(Stored items from a collection)
-------------------------
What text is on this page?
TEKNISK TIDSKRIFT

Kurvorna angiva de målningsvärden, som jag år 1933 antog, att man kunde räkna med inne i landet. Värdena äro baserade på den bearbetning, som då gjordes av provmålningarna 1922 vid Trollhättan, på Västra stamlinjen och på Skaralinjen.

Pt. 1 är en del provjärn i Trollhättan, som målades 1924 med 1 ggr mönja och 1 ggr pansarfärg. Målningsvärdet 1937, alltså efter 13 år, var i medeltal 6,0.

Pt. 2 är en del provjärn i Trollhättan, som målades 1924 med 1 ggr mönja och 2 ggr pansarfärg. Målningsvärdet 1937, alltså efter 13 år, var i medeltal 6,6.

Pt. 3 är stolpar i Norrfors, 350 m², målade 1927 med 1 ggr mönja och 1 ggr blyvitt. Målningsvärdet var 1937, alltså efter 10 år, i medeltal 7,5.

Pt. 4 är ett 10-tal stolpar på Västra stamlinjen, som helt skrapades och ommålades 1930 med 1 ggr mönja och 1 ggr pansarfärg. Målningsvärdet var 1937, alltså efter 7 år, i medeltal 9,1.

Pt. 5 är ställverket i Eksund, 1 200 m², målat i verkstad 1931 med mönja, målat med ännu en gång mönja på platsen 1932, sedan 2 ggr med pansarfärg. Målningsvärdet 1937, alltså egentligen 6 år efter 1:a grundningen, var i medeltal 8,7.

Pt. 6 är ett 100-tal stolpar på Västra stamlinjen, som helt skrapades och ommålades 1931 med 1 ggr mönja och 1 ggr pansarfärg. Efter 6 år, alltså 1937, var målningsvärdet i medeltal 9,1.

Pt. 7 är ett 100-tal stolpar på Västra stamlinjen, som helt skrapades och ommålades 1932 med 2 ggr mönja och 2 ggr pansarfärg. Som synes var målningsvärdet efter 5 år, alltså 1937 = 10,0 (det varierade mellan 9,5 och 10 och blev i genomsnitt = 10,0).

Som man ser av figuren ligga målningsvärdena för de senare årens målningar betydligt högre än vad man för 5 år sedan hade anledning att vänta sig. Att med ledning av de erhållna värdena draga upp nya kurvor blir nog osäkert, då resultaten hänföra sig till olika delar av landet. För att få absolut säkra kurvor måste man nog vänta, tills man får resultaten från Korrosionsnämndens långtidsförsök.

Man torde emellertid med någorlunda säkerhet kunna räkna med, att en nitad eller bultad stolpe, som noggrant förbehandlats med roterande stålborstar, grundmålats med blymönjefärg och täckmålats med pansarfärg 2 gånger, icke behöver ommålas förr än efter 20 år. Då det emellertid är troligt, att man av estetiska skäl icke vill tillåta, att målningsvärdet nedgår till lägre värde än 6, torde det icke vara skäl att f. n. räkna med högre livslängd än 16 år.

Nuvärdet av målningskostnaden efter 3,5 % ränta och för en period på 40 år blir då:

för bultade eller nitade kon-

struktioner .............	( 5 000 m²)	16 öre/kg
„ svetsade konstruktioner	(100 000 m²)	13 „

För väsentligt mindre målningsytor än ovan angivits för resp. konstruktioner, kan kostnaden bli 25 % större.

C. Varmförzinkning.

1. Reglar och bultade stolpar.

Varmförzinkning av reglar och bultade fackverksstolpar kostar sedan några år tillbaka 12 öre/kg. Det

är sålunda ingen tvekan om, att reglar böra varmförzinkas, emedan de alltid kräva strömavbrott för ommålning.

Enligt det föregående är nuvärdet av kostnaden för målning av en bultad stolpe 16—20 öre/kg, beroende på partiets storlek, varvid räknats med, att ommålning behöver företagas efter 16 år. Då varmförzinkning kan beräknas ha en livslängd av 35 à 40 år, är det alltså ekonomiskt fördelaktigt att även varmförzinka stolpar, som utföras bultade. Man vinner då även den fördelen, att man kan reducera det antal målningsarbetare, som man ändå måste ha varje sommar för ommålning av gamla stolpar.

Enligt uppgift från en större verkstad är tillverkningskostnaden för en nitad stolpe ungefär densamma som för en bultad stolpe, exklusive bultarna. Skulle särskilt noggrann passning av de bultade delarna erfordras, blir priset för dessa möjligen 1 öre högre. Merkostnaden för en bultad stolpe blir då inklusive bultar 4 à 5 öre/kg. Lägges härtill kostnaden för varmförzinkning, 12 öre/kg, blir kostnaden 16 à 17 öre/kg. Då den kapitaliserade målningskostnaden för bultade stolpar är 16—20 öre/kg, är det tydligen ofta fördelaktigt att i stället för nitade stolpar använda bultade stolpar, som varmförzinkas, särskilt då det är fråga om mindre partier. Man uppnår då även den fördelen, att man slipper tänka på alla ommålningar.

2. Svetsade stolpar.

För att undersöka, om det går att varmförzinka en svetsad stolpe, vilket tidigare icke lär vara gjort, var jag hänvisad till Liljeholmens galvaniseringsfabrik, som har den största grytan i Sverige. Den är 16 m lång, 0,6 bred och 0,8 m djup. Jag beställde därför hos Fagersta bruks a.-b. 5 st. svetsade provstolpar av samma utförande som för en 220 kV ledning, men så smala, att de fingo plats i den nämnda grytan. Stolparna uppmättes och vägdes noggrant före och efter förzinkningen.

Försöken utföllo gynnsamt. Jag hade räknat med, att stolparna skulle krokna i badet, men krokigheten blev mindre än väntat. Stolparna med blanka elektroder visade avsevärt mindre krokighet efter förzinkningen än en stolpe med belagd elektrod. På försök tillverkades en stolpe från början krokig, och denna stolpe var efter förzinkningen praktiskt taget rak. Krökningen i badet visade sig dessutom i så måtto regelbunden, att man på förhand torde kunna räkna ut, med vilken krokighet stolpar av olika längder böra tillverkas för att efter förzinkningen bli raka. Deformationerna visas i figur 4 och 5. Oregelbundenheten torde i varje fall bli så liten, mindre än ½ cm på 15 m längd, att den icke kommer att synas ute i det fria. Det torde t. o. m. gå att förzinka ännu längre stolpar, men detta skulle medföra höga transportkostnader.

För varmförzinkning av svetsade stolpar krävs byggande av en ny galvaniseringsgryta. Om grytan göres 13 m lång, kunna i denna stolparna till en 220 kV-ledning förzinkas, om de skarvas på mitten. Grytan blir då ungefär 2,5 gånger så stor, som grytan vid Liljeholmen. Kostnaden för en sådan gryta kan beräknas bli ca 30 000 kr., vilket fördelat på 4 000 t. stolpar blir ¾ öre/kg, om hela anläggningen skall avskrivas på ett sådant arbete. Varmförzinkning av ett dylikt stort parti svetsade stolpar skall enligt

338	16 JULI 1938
-------------------------
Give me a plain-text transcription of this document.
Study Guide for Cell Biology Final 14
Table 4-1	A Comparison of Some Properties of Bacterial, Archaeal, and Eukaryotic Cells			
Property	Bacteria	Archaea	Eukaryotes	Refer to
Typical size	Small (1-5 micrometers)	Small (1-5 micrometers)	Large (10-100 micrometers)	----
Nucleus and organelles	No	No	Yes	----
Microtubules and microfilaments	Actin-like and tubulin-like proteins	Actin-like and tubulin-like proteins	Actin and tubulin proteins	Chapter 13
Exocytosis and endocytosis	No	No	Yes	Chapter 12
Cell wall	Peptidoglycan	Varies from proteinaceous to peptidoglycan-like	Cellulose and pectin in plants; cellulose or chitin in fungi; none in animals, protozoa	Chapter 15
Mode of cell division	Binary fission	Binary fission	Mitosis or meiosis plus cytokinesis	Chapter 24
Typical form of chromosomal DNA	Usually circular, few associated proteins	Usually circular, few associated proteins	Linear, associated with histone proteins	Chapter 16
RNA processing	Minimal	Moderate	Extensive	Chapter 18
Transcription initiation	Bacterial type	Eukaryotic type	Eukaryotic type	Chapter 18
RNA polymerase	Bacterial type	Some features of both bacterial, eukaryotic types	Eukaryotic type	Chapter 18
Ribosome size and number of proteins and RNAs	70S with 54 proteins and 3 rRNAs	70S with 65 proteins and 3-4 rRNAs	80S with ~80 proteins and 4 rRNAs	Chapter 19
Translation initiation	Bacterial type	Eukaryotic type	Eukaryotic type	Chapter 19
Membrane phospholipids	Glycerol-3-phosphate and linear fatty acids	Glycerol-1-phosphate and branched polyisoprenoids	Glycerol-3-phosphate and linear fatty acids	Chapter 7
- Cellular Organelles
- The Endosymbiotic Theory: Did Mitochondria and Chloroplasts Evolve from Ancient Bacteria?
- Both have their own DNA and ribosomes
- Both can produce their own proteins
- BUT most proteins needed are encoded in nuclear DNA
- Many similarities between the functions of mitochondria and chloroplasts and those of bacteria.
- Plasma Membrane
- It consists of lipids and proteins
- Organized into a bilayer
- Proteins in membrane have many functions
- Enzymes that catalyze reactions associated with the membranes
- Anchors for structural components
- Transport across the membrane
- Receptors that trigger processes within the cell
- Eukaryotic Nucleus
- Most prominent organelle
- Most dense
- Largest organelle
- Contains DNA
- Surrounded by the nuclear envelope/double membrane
-------------------------
> **WHAT TO DO**:
What is the number of lines in the entries that include the string "have"? Reply with that number alone.

> **SOLUTION FOR THIS EXERCISE**:
2